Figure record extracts
^^^^^^^^

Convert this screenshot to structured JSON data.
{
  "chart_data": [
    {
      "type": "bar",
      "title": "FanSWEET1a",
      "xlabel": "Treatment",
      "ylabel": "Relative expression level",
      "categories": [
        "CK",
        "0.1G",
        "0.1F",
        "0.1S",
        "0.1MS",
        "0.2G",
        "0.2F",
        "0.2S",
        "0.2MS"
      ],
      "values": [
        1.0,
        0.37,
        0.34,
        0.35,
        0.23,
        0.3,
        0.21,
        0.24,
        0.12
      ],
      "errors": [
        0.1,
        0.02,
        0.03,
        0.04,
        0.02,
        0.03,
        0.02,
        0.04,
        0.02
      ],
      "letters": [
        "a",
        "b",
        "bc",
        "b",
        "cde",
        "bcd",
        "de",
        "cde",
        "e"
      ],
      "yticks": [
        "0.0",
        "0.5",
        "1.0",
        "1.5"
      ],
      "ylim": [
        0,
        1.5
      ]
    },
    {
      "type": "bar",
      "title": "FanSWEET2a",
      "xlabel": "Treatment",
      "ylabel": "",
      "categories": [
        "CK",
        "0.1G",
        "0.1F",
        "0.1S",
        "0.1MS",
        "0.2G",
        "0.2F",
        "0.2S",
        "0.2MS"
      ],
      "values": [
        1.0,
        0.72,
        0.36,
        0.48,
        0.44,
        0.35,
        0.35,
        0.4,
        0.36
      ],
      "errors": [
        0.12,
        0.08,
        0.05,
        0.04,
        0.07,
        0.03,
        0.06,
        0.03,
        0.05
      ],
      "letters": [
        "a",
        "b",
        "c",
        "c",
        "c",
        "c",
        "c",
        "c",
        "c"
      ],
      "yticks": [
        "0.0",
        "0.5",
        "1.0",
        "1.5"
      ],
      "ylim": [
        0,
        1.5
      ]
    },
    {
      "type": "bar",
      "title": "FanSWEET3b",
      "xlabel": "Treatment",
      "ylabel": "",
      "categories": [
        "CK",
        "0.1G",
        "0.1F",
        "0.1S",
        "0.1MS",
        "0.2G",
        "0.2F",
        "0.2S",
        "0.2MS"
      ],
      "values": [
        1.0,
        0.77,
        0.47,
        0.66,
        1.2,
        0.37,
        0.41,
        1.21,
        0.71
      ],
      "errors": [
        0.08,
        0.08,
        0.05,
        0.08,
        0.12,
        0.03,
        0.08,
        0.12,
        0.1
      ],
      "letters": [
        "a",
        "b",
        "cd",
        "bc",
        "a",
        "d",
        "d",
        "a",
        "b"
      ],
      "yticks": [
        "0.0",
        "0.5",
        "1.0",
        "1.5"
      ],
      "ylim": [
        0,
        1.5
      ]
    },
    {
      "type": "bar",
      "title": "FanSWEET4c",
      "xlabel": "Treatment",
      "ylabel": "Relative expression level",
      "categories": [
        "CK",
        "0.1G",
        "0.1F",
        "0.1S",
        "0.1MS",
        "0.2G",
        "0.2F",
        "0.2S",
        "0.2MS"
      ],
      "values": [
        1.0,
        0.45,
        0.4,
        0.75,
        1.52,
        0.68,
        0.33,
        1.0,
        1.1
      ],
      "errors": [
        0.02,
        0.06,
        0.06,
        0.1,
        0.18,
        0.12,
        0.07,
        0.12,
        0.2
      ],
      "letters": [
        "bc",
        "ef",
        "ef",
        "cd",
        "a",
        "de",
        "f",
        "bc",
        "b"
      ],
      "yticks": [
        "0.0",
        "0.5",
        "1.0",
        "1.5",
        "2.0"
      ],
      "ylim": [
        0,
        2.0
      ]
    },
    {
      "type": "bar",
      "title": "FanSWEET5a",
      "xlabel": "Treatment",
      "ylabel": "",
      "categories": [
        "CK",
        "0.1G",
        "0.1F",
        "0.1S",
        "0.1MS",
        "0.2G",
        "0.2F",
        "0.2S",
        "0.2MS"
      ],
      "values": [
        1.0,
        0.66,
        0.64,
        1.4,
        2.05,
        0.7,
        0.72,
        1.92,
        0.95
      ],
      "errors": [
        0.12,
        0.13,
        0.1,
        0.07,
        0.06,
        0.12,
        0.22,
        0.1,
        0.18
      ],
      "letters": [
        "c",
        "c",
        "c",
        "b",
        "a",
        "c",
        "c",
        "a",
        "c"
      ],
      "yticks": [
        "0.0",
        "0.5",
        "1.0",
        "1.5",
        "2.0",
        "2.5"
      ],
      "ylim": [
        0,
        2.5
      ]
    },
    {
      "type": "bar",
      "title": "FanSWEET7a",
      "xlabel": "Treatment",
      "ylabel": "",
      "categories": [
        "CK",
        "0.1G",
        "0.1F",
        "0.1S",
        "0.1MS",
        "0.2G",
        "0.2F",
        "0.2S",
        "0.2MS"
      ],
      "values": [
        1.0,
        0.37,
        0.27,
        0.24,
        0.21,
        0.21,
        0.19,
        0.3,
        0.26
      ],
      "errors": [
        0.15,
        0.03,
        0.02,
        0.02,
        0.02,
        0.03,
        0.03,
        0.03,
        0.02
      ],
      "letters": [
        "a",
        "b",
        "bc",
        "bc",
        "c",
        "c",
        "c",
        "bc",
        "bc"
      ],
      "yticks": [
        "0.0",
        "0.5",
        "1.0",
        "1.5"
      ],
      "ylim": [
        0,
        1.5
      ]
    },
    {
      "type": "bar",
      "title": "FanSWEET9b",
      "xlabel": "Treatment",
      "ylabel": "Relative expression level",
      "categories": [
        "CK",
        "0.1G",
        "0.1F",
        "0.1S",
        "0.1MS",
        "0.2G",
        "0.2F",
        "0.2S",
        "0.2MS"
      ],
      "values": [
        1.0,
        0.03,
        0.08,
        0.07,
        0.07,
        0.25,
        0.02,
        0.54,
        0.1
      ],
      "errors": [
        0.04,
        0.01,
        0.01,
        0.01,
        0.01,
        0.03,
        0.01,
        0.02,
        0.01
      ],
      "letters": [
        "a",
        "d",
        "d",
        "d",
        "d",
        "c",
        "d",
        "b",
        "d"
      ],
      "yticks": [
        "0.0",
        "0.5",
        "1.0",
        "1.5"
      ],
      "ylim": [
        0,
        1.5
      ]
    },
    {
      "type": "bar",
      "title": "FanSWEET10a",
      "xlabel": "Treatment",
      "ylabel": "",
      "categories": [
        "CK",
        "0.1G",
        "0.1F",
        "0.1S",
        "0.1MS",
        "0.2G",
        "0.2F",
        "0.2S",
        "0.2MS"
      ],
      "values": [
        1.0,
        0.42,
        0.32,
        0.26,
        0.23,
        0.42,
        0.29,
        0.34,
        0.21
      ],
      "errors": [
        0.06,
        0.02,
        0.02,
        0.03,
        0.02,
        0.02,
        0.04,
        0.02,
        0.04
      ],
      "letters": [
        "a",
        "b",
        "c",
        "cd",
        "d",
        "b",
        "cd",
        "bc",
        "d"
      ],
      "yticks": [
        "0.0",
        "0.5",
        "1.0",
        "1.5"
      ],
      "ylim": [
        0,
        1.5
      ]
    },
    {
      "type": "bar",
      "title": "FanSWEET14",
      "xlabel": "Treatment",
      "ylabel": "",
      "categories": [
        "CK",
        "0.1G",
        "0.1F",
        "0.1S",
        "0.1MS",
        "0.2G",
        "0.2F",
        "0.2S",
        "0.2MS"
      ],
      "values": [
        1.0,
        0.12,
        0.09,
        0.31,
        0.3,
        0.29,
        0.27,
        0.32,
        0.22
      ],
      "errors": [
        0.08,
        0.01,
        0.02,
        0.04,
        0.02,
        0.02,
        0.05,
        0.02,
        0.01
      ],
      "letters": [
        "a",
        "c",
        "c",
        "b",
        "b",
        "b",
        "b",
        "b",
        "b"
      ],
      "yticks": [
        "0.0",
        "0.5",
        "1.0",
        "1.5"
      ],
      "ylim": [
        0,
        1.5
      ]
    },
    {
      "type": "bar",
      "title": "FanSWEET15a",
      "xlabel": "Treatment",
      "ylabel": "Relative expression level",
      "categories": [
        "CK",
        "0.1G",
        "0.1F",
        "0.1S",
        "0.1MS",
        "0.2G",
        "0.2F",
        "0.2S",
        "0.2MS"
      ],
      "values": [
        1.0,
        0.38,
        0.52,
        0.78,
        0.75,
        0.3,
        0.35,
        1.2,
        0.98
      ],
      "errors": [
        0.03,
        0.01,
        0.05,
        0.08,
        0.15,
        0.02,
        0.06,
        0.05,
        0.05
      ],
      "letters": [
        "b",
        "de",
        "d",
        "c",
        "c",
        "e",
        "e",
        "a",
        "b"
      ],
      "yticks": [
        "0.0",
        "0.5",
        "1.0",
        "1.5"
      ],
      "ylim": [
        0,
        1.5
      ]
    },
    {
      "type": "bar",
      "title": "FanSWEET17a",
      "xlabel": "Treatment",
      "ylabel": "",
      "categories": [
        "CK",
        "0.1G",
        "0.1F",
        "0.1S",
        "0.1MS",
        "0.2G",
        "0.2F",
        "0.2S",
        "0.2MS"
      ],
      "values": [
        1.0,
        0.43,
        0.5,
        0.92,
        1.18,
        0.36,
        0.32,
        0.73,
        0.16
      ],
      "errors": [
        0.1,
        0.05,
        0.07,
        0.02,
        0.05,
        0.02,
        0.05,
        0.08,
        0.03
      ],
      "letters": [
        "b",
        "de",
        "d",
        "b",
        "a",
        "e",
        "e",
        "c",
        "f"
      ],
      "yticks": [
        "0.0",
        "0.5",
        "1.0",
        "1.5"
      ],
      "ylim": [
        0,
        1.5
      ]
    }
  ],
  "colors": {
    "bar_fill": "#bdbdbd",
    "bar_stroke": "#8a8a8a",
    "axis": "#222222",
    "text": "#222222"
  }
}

^^^^^^^^

#### What you should do:
Looking at the records above, say how many lines hold the string "title". Write nothing but the number.

#### Final answer:
11